> **What is required**
Please find all lines in the data that hold the string "据此完成下面小题" and copy them.

> **Rows**
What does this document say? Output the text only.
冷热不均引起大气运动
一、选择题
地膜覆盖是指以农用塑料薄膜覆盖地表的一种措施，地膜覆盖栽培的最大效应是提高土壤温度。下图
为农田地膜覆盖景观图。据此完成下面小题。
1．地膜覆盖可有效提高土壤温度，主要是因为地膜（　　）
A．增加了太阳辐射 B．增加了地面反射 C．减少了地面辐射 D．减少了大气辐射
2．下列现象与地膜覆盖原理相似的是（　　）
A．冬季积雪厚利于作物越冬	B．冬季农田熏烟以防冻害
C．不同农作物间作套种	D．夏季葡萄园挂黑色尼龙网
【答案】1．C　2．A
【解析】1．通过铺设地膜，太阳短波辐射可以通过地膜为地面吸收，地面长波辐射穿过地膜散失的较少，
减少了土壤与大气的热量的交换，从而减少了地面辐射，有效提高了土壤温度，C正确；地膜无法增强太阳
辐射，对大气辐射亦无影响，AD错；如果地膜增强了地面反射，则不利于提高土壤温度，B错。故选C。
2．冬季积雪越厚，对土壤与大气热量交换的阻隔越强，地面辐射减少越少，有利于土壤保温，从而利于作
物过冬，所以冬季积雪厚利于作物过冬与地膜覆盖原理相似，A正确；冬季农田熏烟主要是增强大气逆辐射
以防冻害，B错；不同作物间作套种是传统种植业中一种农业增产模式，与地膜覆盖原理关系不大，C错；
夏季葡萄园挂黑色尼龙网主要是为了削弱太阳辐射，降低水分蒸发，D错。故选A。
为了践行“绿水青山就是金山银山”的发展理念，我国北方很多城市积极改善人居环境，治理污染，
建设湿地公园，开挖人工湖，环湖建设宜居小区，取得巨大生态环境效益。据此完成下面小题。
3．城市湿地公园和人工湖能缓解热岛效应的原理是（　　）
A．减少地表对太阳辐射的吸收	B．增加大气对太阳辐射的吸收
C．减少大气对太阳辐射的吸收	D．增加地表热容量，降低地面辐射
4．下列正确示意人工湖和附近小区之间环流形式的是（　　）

> **Exercise solution**
为农田地膜覆盖景观图。据此完成下面小题。
建设湿地公园，开挖人工湖，环湖建设宜居小区，取得巨大生态环境效益。据此完成下面小题。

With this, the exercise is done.